- **YOUR TASK**
Extract all of the entries and give them again, word for word.

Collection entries
# # # # # # #

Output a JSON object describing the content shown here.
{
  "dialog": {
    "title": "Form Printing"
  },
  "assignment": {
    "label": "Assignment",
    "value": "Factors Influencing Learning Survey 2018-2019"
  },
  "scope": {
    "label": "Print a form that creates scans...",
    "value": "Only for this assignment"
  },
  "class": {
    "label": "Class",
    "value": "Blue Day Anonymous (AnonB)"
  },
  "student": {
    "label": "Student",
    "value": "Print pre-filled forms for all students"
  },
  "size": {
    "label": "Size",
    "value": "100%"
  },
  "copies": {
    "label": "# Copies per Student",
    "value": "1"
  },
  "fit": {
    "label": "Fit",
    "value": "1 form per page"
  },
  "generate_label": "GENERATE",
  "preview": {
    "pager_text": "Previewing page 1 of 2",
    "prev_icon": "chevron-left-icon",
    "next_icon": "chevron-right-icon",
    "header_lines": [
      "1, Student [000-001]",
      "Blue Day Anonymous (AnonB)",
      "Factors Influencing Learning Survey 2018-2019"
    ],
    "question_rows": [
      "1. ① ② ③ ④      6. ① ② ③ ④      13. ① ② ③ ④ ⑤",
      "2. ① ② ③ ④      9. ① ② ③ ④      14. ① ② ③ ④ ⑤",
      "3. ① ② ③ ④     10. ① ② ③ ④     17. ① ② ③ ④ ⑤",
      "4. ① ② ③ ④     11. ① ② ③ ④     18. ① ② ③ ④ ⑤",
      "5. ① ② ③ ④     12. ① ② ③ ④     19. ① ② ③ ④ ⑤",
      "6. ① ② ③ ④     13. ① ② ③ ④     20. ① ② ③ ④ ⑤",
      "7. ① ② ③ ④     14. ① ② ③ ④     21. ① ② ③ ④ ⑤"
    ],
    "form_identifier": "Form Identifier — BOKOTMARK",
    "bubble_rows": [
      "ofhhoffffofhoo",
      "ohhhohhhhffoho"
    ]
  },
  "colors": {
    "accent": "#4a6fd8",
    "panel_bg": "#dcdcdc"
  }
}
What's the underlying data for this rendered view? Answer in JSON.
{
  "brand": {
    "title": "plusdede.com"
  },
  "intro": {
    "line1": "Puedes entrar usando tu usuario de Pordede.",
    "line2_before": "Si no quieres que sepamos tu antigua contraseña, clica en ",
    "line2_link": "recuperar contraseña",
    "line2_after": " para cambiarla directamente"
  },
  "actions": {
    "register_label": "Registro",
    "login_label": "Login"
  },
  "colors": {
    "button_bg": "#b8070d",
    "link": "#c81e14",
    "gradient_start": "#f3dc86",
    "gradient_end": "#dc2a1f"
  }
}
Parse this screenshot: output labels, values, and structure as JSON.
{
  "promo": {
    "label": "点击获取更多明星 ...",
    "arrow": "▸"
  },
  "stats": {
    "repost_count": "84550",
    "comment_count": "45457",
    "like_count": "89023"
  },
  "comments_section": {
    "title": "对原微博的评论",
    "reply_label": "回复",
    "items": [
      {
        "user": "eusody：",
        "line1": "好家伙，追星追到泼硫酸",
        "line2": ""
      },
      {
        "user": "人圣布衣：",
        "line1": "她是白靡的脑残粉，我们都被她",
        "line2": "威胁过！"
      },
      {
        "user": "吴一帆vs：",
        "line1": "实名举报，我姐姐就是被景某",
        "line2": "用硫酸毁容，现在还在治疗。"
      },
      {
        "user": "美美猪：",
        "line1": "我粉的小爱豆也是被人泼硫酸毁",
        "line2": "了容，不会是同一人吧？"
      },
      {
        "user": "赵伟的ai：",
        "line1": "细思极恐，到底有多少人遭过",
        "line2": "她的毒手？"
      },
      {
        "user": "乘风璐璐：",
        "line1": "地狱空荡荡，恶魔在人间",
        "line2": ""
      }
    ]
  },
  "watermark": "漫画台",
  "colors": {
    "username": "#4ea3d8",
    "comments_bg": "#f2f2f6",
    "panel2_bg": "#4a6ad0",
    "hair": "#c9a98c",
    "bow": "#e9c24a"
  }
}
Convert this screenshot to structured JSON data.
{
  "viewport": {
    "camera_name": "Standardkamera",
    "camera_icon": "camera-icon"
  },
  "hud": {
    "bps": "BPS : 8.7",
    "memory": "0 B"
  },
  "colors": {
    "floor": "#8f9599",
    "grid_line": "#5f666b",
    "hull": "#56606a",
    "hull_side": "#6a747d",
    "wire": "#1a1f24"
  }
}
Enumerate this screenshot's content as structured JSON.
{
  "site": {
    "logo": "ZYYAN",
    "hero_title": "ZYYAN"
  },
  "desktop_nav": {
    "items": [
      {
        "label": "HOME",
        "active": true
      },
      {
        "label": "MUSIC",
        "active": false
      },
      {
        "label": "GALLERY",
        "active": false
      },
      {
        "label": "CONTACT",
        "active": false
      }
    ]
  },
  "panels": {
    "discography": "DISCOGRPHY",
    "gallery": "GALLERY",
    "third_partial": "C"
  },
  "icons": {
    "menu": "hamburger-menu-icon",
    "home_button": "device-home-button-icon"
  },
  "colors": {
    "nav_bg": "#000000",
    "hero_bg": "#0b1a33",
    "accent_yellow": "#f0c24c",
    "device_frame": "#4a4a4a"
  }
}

# # # # # # #

- **RESULT OF THE EXERCISE**
Output a JSON object describing the content shown here.
{
  "dialog": {
    "title": "Form Printing"
  },
  "assignment": {
    "label": "Assignment",
    "value": "Factors Influencing Learning Survey 2018-2019"
  },
  "scope": {
    "label": "Print a form that creates scans...",
    "value": "Only for this assignment"
  },
  "class": {
    "label": "Class",
    "value": "Blue Day Anonymous (AnonB)"
  },
  "student": {
    "label": "Student",
    "value": "Print pre-filled forms for all students"
  },
  "size": {
    "label": "Size",
    "value": "100%"
  },
  "copies": {
    "label": "# Copies per Student",
    "value": "1"
  },
  "fit": {
    "label": "Fit",
    "value": "1 form per page"
  },
  "generate_label": "GENERATE",
  "preview": {
    "pager_text": "Previewing page 1 of 2",
    "prev_icon": "chevron-left-icon",
    "next_icon": "chevron-right-icon",
    "header_lines": [
      "1, Student [000-001]",
      "Blue Day Anonymous (AnonB)",
      "Factors Influencing Learning Survey 2018-2019"
    ],
    "question_rows": [
      "1. ① ② ③ ④      6. ① ② ③ ④      13. ① ② ③ ④ ⑤",
      "2. ① ② ③ ④      9. ① ② ③ ④      14. ① ② ③ ④ ⑤",
      "3. ① ② ③ ④     10. ① ② ③ ④     17. ① ② ③ ④ ⑤",
      "4. ① ② ③ ④     11. ① ② ③ ④     18. ① ② ③ ④ ⑤",
      "5. ① ② ③ ④     12. ① ② ③ ④     19. ① ② ③ ④ ⑤",
      "6. ① ② ③ ④     13. ① ② ③ ④     20. ① ② ③ ④ ⑤",
      "7. ① ② ③ ④     14. ① ② ③ ④     21. ① ② ③ ④ ⑤"
    ],
    "form_identifier": "Form Identifier — BOKOTMARK",
    "bubble_rows": [
      "ofhhoffffofhoo",
      "ohhhohhhhffoho"
    ]
  },
  "colors": {
    "accent": "#4a6fd8",
    "panel_bg": "#dcdcdc"
  }
}
What's the underlying data for this rendered view? Answer in JSON.
{
  "brand": {
    "title": "plusdede.com"
  },
  "intro": {
    "line1": "Puedes entrar usando tu usuario de Pordede.",
    "line2_before": "Si no quieres que sepamos tu antigua contraseña, clica en ",
    "line2_link": "recuperar contraseña",
    "line2_after": " para cambiarla directamente"
  },
  "actions": {
    "register_label": "Registro",
    "login_label": "Login"
  },
  "colors": {
    "button_bg": "#b8070d",
    "link": "#c81e14",
    "gradient_start": "#f3dc86",
    "gradient_end": "#dc2a1f"
  }
}
Parse this screenshot: output labels, values, and structure as JSON.
{
  "promo": {
    "label": "点击获取更多明星 ...",
    "arrow": "▸"
  },
  "stats": {
    "repost_count": "84550",
    "comment_count": "45457",
    "like_count": "89023"
  },
  "comments_section": {
    "title": "对原微博的评论",
    "reply_label": "回复",
    "items": [
      {
        "user": "eusody：",
        "line1": "好家伙，追星追到泼硫酸",
        "line2": ""
      },
      {
        "user": "人圣布衣：",
        "line1": "她是白靡的脑残粉，我们都被她",
        "line2": "威胁过！"
      },
      {
        "user": "吴一帆vs：",
        "line1": "实名举报，我姐姐就是被景某",
        "line2": "用硫酸毁容，现在还在治疗。"
      },
      {
        "user": "美美猪：",
        "line1": "我粉的小爱豆也是被人泼硫酸毁",
        "line2": "了容，不会是同一人吧？"
      },
      {
        "user": "赵伟的ai：",
        "line1": "细思极恐，到底有多少人遭过",
        "line2": "她的毒手？"
      },
      {
        "user": "乘风璐璐：",
        "line1": "地狱空荡荡，恶魔在人间",
        "line2": ""
      }
    ]
  },
  "watermark": "漫画台",
  "colors": {
    "username": "#4ea3d8",
    "comments_bg": "#f2f2f6",
    "panel2_bg": "#4a6ad0",
    "hair": "#c9a98c",
    "bow": "#e9c24a"
  }
}
Convert this screenshot to structured JSON data.
{
  "viewport": {
    "camera_name": "Standardkamera",
    "camera_icon": "camera-icon"
  },
  "hud": {
    "bps": "BPS : 8.7",
    "memory": "0 B"
  },
  "colors": {
    "floor": "#8f9599",
    "grid_line": "#5f666b",
    "hull": "#56606a",
    "hull_side": "#6a747d",
    "wire": "#1a1f24"
  }
}
Enumerate this screenshot's content as structured JSON.
{
  "site": {
    "logo": "ZYYAN",
    "hero_title": "ZYYAN"
  },
  "desktop_nav": {
    "items": [
      {
        "label": "HOME",
        "active": true
      },
      {
        "label": "MUSIC",
        "active": false
      },
      {
        "label": "GALLERY",
        "active": false
      },
      {
        "label": "CONTACT",
        "active": false
      }
    ]
  },
  "panels": {
    "discography": "DISCOGRPHY",
    "gallery": "GALLERY",
    "third_partial": "C"
  },
  "icons": {
    "menu": "hamburger-menu-icon",
    "home_button": "device-home-button-icon"
  },
  "colors": {
    "nav_bg": "#000000",
    "hero_bg": "#0b1a33",
    "accent_yellow": "#f0c24c",
    "device_frame": "#4a4a4a"
  }
}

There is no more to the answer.